--- Begin RECORDS FOR PROCESSING ---

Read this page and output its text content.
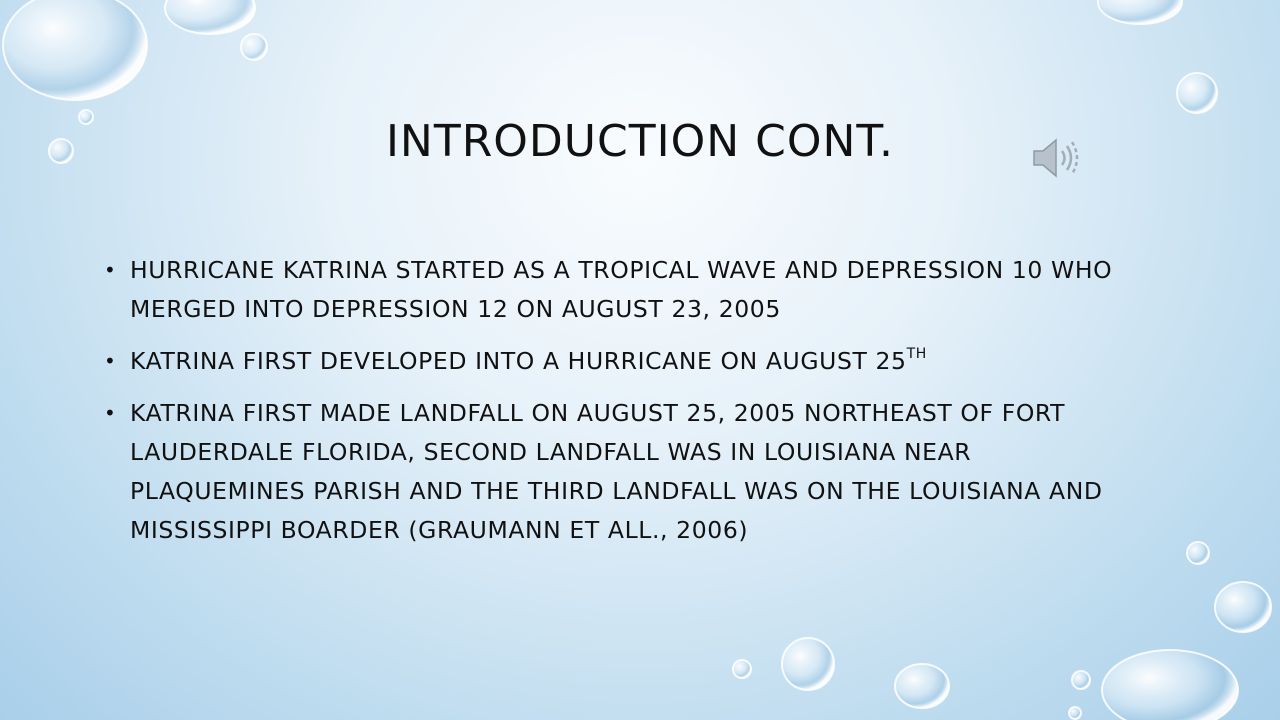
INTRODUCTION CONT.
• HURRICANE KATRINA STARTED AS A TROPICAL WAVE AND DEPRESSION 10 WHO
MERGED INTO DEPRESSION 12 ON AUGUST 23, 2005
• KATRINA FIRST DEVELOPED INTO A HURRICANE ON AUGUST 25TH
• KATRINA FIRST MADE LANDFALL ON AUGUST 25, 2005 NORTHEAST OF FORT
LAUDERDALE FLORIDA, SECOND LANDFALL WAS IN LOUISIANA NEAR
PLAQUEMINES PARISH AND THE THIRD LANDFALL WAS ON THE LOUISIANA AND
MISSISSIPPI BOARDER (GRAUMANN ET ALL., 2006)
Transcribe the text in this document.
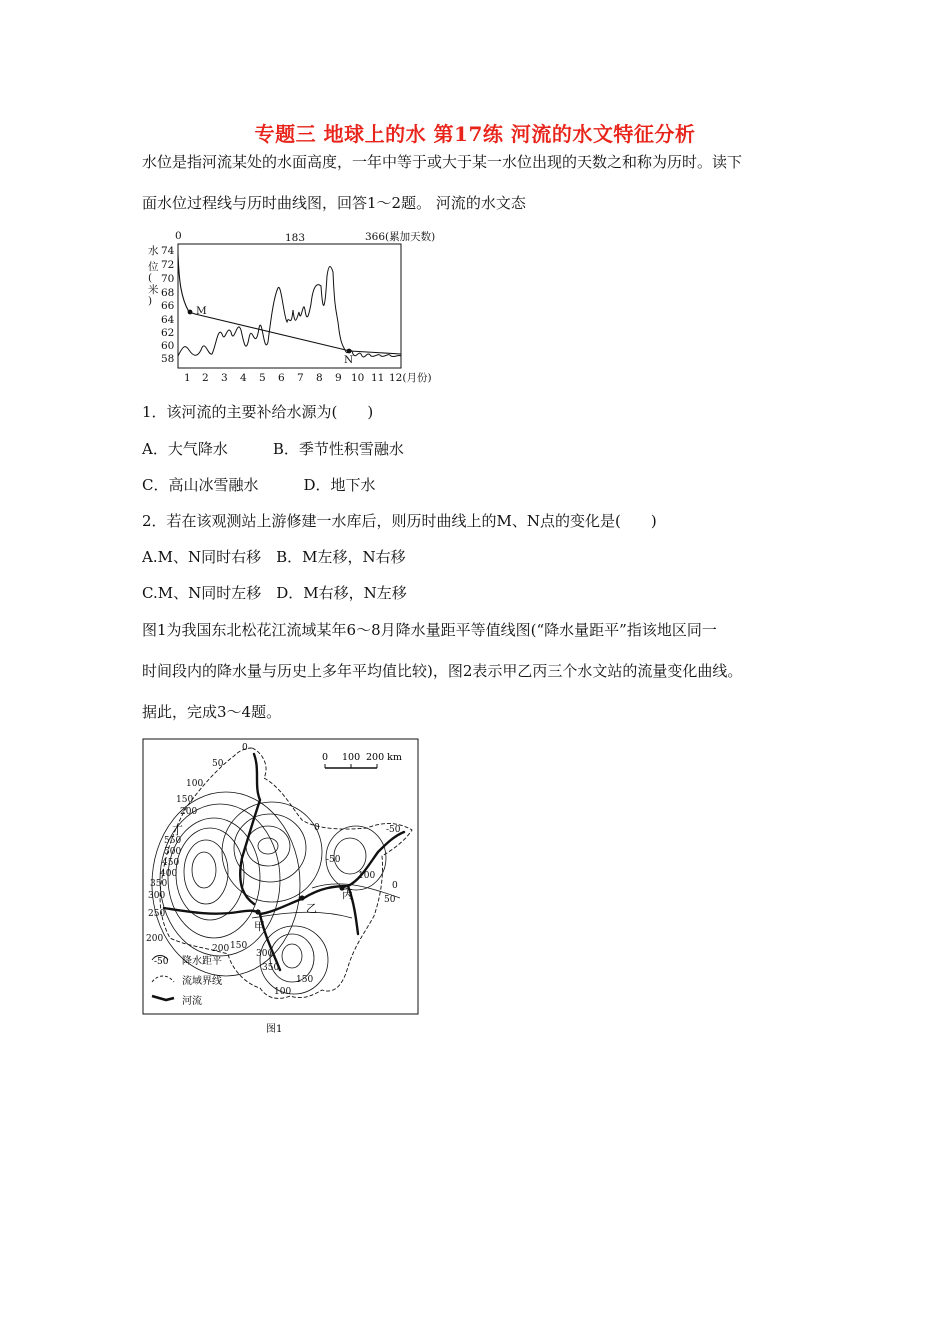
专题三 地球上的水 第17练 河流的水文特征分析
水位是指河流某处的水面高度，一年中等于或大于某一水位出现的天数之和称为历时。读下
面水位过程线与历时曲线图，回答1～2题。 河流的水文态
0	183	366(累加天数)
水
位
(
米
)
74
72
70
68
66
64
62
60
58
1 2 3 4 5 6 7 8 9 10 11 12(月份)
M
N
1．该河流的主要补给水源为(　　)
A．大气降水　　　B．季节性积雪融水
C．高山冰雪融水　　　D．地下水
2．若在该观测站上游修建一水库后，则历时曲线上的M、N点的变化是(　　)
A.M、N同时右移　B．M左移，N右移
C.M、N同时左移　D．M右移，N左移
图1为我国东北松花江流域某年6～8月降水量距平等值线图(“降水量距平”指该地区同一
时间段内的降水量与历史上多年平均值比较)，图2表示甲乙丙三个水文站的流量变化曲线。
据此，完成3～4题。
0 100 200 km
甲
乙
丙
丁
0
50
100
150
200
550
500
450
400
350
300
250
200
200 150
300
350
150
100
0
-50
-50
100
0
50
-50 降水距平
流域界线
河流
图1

--- End RECORDS FOR PROCESSING ---
--- Begin RECORDS FOR PROCESSING ---

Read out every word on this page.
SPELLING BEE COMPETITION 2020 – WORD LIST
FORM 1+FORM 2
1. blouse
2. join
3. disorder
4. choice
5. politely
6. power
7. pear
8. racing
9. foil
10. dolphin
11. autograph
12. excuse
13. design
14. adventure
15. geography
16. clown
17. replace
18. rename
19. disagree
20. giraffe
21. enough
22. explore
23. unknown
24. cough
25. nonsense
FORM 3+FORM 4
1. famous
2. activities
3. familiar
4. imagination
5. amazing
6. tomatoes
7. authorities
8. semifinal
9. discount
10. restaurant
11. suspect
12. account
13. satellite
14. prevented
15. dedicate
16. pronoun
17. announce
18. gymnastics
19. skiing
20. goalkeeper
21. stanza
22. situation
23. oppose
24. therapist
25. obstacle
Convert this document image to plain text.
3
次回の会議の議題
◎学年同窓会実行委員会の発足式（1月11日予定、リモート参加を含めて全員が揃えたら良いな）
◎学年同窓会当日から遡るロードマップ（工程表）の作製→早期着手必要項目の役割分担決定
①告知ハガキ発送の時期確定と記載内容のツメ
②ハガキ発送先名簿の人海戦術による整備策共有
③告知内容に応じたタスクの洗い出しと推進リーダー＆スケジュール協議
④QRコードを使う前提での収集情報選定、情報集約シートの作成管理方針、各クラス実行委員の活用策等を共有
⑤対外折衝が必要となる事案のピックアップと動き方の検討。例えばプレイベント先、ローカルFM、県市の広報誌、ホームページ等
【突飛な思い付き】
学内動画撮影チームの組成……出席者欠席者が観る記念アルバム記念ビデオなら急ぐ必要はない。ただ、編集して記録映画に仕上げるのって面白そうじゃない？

--- End RECORDS FOR PROCESSING ---
--- Begin RECORDS FOR PROCESSING ---

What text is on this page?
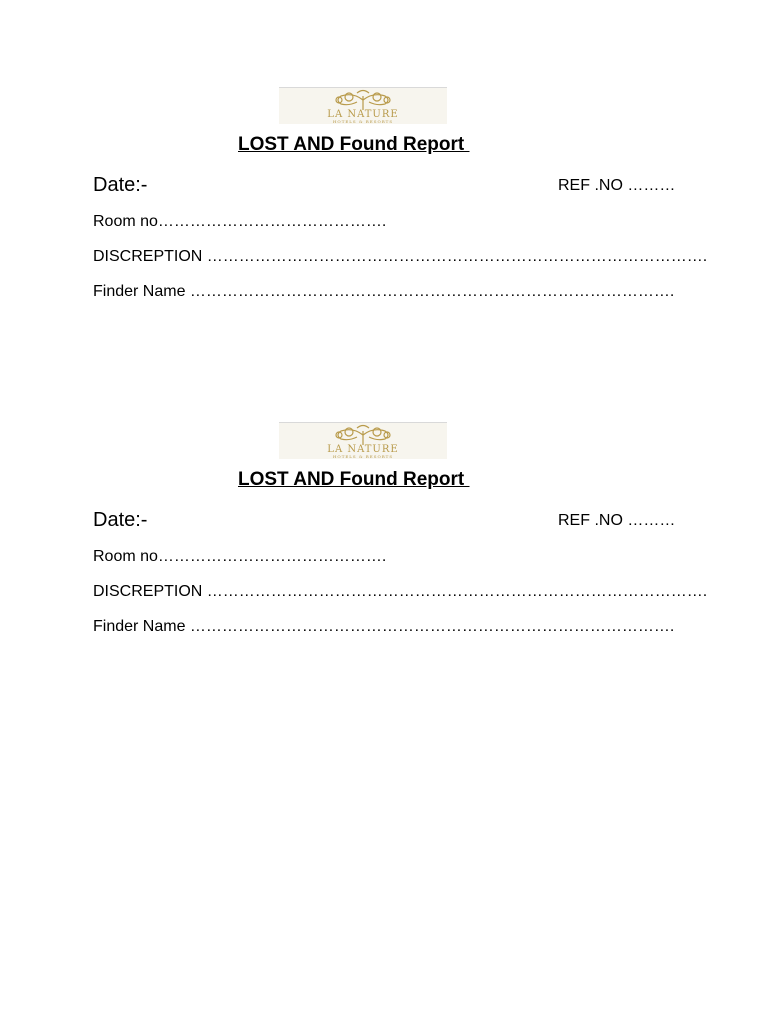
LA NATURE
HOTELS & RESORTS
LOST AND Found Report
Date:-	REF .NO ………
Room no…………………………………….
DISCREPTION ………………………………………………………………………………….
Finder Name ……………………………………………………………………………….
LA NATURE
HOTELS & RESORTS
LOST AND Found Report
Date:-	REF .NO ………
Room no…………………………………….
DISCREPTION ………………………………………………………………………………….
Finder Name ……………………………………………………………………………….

--- End RECORDS FOR PROCESSING ---

=== EXERCISE REQUIREMENTS ===
Pick out the lines above that hold the string "KATRINA" and show them.

=== WRITTEN SOLUTION ===
• HURRICANE KATRINA STARTED AS A TROPICAL WAVE AND DEPRESSION 10 WHO
• KATRINA FIRST DEVELOPED INTO A HURRICANE ON AUGUST 25TH
• KATRINA FIRST MADE LANDFALL ON AUGUST 25, 2005 NORTHEAST OF FORT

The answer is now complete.